=== Exercise goal ===
Copy nothing but the text: reproduce each line of the listing exactly and leave the pictures out.

:: Entries provided ::

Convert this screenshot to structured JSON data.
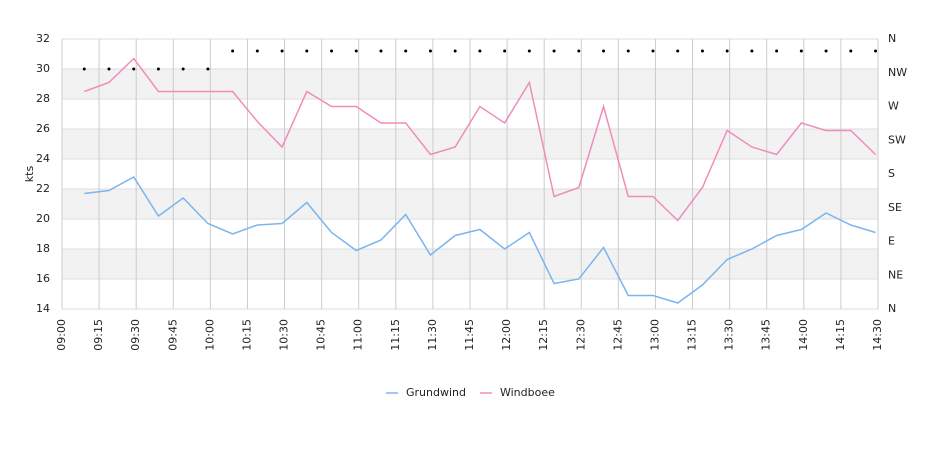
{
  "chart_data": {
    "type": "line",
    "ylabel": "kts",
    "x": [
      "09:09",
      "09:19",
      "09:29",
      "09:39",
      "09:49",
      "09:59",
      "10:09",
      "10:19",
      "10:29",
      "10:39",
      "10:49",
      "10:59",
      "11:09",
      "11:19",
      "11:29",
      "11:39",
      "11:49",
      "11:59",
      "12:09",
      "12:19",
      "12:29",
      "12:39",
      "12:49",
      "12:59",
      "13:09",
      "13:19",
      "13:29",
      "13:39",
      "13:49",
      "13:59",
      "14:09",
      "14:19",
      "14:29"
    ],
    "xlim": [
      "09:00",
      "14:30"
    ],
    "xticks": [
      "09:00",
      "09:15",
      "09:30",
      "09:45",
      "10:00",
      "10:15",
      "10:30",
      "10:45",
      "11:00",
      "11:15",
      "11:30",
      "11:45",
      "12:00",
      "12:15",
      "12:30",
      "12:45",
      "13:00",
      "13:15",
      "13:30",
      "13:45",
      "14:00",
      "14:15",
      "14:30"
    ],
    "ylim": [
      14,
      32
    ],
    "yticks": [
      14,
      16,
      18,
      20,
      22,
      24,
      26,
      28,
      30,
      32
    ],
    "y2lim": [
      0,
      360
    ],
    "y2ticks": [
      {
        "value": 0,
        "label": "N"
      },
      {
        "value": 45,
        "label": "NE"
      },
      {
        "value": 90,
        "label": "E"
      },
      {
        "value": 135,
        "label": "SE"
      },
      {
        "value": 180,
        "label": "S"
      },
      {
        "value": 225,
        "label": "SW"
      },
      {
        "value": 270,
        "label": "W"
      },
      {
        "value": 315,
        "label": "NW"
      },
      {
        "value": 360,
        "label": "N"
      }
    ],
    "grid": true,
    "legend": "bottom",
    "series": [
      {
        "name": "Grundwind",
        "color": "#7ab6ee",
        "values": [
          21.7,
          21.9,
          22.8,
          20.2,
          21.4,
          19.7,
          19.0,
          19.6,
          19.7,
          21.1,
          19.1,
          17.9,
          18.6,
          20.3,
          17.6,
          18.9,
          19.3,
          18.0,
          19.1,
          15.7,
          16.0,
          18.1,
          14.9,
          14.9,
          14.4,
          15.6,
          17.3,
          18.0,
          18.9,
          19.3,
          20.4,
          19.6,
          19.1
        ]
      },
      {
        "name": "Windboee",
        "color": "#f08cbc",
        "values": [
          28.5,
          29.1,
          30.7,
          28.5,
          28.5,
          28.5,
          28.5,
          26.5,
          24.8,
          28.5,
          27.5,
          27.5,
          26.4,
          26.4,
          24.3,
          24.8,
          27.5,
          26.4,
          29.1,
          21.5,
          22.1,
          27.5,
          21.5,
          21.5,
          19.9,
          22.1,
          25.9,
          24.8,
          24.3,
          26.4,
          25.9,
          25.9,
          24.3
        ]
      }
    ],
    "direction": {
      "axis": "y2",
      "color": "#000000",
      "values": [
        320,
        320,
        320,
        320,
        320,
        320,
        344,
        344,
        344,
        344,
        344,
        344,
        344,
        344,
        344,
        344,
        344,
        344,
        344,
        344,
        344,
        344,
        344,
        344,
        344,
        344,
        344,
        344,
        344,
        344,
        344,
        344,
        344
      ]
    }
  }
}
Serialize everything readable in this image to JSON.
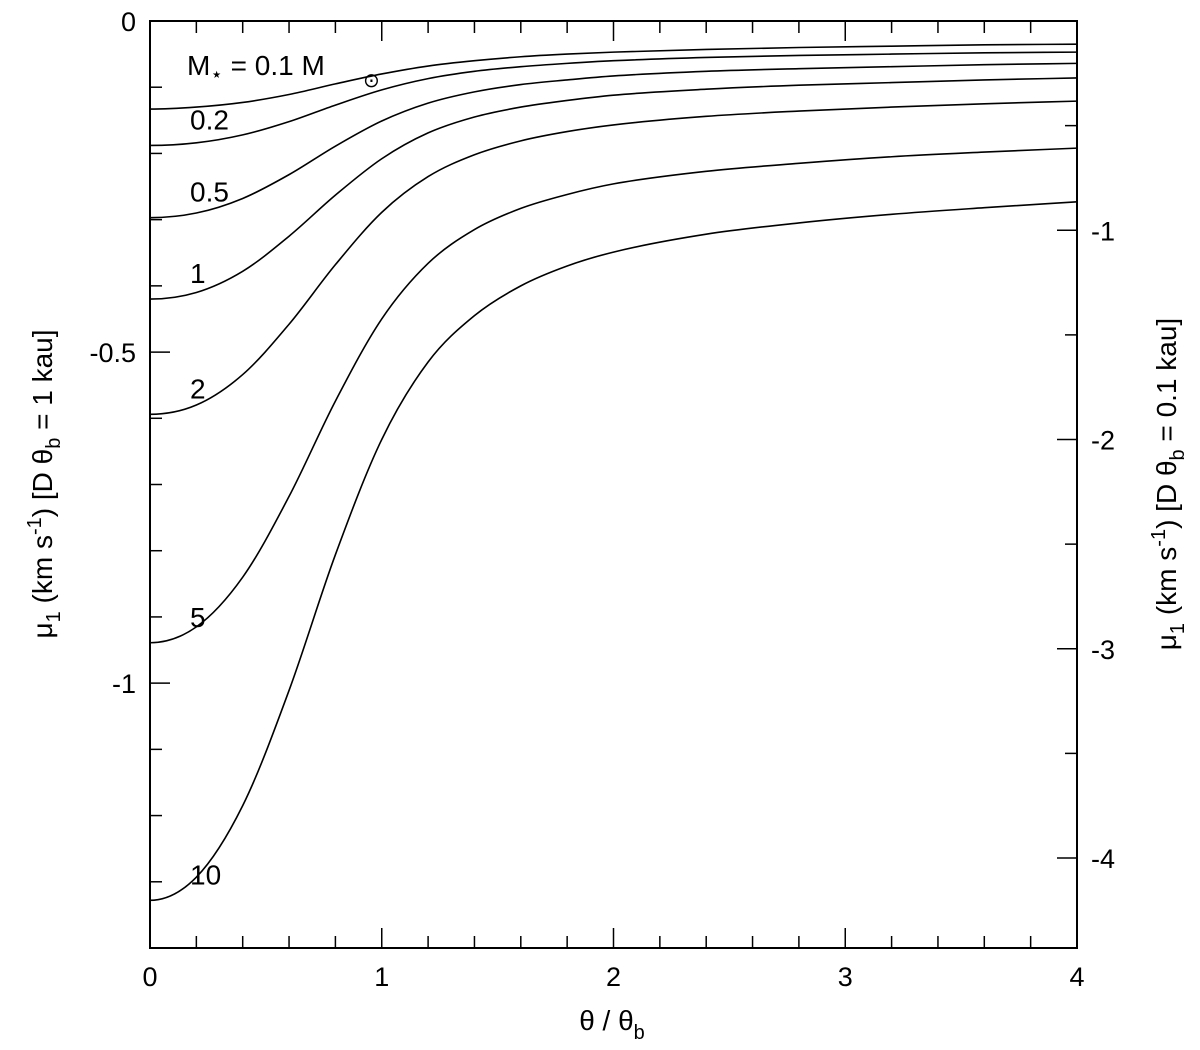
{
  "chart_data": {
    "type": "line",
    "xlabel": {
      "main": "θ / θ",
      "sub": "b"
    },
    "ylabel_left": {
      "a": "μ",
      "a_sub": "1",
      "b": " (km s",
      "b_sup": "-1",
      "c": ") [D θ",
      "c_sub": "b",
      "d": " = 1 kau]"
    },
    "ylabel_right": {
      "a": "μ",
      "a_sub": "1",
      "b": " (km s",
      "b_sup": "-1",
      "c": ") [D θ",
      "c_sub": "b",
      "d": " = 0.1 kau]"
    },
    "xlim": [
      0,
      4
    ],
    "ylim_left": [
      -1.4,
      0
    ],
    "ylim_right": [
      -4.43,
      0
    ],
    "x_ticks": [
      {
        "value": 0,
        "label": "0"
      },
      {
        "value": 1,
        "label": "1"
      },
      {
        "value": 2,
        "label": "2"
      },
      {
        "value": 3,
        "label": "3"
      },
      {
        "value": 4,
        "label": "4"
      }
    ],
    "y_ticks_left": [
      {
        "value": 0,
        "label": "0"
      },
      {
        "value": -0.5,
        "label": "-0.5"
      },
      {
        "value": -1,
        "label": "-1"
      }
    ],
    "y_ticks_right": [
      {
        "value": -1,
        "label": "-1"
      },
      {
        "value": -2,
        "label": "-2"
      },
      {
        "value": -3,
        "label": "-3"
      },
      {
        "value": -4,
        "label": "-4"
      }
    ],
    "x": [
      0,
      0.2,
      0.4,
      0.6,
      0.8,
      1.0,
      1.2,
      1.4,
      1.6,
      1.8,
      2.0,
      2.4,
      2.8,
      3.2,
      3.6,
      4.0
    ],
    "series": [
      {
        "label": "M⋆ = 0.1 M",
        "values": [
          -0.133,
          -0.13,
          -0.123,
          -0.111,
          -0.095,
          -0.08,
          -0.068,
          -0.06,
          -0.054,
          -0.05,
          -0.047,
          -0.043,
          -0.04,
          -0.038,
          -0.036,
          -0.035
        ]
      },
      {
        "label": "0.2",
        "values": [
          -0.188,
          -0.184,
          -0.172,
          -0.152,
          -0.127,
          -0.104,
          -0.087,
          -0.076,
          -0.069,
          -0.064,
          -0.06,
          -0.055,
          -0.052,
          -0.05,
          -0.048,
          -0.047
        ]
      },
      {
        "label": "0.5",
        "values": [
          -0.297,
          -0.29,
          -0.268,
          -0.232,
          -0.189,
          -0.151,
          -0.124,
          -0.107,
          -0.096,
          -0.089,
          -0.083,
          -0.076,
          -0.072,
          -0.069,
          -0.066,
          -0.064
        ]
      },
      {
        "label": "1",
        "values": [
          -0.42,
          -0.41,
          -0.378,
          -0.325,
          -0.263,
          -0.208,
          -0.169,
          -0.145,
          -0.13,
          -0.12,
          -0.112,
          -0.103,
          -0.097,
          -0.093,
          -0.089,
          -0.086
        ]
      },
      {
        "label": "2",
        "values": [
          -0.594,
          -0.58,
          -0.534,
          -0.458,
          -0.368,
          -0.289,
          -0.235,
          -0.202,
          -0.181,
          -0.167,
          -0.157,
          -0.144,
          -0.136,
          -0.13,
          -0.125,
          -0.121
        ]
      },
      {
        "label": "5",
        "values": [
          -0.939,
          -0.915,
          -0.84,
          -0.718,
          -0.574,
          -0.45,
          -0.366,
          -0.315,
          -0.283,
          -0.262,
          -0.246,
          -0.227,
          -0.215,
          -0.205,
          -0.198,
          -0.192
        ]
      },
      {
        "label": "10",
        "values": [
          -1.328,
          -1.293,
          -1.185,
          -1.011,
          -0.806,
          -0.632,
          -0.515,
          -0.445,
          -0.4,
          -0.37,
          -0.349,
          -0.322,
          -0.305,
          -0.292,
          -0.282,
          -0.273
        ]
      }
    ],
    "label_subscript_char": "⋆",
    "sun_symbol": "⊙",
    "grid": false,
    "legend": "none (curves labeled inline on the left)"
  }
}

:::

=== Exercise answer ===
Convert this screenshot to structured JSON data.
{
  "chart_data": {
    "type": "line",
    "ylabel": "kts",
    "x": [
      "09:09",
      "09:19",
      "09:29",
      "09:39",
      "09:49",
      "09:59",
      "10:09",
      "10:19",
      "10:29",
      "10:39",
      "10:49",
      "10:59",
      "11:09",
      "11:19",
      "11:29",
      "11:39",
      "11:49",
      "11:59",
      "12:09",
      "12:19",
      "12:29",
      "12:39",
      "12:49",
      "12:59",
      "13:09",
      "13:19",
      "13:29",
      "13:39",
      "13:49",
      "13:59",
      "14:09",
      "14:19",
      "14:29"
    ],
    "xlim": [
      "09:00",
      "14:30"
    ],
    "xticks": [
      "09:00",
      "09:15",
      "09:30",
      "09:45",
      "10:00",
      "10:15",
      "10:30",
      "10:45",
      "11:00",
      "11:15",
      "11:30",
      "11:45",
      "12:00",
      "12:15",
      "12:30",
      "12:45",
      "13:00",
      "13:15",
      "13:30",
      "13:45",
      "14:00",
      "14:15",
      "14:30"
    ],
    "ylim": [
      14,
      32
    ],
    "yticks": [
      14,
      16,
      18,
      20,
      22,
      24,
      26,
      28,
      30,
      32
    ],
    "y2lim": [
      0,
      360
    ],
    "y2ticks": [
      {
        "value": 0,
        "label": "N"
      },
      {
        "value": 45,
        "label": "NE"
      },
      {
        "value": 90,
        "label": "E"
      },
      {
        "value": 135,
        "label": "SE"
      },
      {
        "value": 180,
        "label": "S"
      },
      {
        "value": 225,
        "label": "SW"
      },
      {
        "value": 270,
        "label": "W"
      },
      {
        "value": 315,
        "label": "NW"
      },
      {
        "value": 360,
        "label": "N"
      }
    ],
    "grid": true,
    "legend": "bottom",
    "series": [
      {
        "name": "Grundwind",
        "color": "#7ab6ee",
        "values": [
          21.7,
          21.9,
          22.8,
          20.2,
          21.4,
          19.7,
          19.0,
          19.6,
          19.7,
          21.1,
          19.1,
          17.9,
          18.6,
          20.3,
          17.6,
          18.9,
          19.3,
          18.0,
          19.1,
          15.7,
          16.0,
          18.1,
          14.9,
          14.9,
          14.4,
          15.6,
          17.3,
          18.0,
          18.9,
          19.3,
          20.4,
          19.6,
          19.1
        ]
      },
      {
        "name": "Windboee",
        "color": "#f08cbc",
        "values": [
          28.5,
          29.1,
          30.7,
          28.5,
          28.5,
          28.5,
          28.5,
          26.5,
          24.8,
          28.5,
          27.5,
          27.5,
          26.4,
          26.4,
          24.3,
          24.8,
          27.5,
          26.4,
          29.1,
          21.5,
          22.1,
          27.5,
          21.5,
          21.5,
          19.9,
          22.1,
          25.9,
          24.8,
          24.3,
          26.4,
          25.9,
          25.9,
          24.3
        ]
      }
    ],
    "direction": {
      "axis": "y2",
      "color": "#000000",
      "values": [
        320,
        320,
        320,
        320,
        320,
        320,
        344,
        344,
        344,
        344,
        344,
        344,
        344,
        344,
        344,
        344,
        344,
        344,
        344,
        344,
        344,
        344,
        344,
        344,
        344,
        344,
        344,
        344,
        344,
        344,
        344,
        344,
        344
      ]
    }
  }
}
Serialize everything readable in this image to JSON.
{
  "chart_data": {
    "type": "line",
    "xlabel": {
      "main": "θ / θ",
      "sub": "b"
    },
    "ylabel_left": {
      "a": "μ",
      "a_sub": "1",
      "b": " (km s",
      "b_sup": "-1",
      "c": ") [D θ",
      "c_sub": "b",
      "d": " = 1 kau]"
    },
    "ylabel_right": {
      "a": "μ",
      "a_sub": "1",
      "b": " (km s",
      "b_sup": "-1",
      "c": ") [D θ",
      "c_sub": "b",
      "d": " = 0.1 kau]"
    },
    "xlim": [
      0,
      4
    ],
    "ylim_left": [
      -1.4,
      0
    ],
    "ylim_right": [
      -4.43,
      0
    ],
    "x_ticks": [
      {
        "value": 0,
        "label": "0"
      },
      {
        "value": 1,
        "label": "1"
      },
      {
        "value": 2,
        "label": "2"
      },
      {
        "value": 3,
        "label": "3"
      },
      {
        "value": 4,
        "label": "4"
      }
    ],
    "y_ticks_left": [
      {
        "value": 0,
        "label": "0"
      },
      {
        "value": -0.5,
        "label": "-0.5"
      },
      {
        "value": -1,
        "label": "-1"
      }
    ],
    "y_ticks_right": [
      {
        "value": -1,
        "label": "-1"
      },
      {
        "value": -2,
        "label": "-2"
      },
      {
        "value": -3,
        "label": "-3"
      },
      {
        "value": -4,
        "label": "-4"
      }
    ],
    "x": [
      0,
      0.2,
      0.4,
      0.6,
      0.8,
      1.0,
      1.2,
      1.4,
      1.6,
      1.8,
      2.0,
      2.4,
      2.8,
      3.2,
      3.6,
      4.0
    ],
    "series": [
      {
        "label": "M⋆ = 0.1 M",
        "values": [
          -0.133,
          -0.13,
          -0.123,
          -0.111,
          -0.095,
          -0.08,
          -0.068,
          -0.06,
          -0.054,
          -0.05,
          -0.047,
          -0.043,
          -0.04,
          -0.038,
          -0.036,
          -0.035
        ]
      },
      {
        "label": "0.2",
        "values": [
          -0.188,
          -0.184,
          -0.172,
          -0.152,
          -0.127,
          -0.104,
          -0.087,
          -0.076,
          -0.069,
          -0.064,
          -0.06,
          -0.055,
          -0.052,
          -0.05,
          -0.048,
          -0.047
        ]
      },
      {
        "label": "0.5",
        "values": [
          -0.297,
          -0.29,
          -0.268,
          -0.232,
          -0.189,
          -0.151,
          -0.124,
          -0.107,
          -0.096,
          -0.089,
          -0.083,
          -0.076,
          -0.072,
          -0.069,
          -0.066,
          -0.064
        ]
      },
      {
        "label": "1",
        "values": [
          -0.42,
          -0.41,
          -0.378,
          -0.325,
          -0.263,
          -0.208,
          -0.169,
          -0.145,
          -0.13,
          -0.12,
          -0.112,
          -0.103,
          -0.097,
          -0.093,
          -0.089,
          -0.086
        ]
      },
      {
        "label": "2",
        "values": [
          -0.594,
          -0.58,
          -0.534,
          -0.458,
          -0.368,
          -0.289,
          -0.235,
          -0.202,
          -0.181,
          -0.167,
          -0.157,
          -0.144,
          -0.136,
          -0.13,
          -0.125,
          -0.121
        ]
      },
      {
        "label": "5",
        "values": [
          -0.939,
          -0.915,
          -0.84,
          -0.718,
          -0.574,
          -0.45,
          -0.366,
          -0.315,
          -0.283,
          -0.262,
          -0.246,
          -0.227,
          -0.215,
          -0.205,
          -0.198,
          -0.192
        ]
      },
      {
        "label": "10",
        "values": [
          -1.328,
          -1.293,
          -1.185,
          -1.011,
          -0.806,
          -0.632,
          -0.515,
          -0.445,
          -0.4,
          -0.37,
          -0.349,
          -0.322,
          -0.305,
          -0.292,
          -0.282,
          -0.273
        ]
      }
    ],
    "label_subscript_char": "⋆",
    "sun_symbol": "⊙",
    "grid": false,
    "legend": "none (curves labeled inline on the left)"
  }
}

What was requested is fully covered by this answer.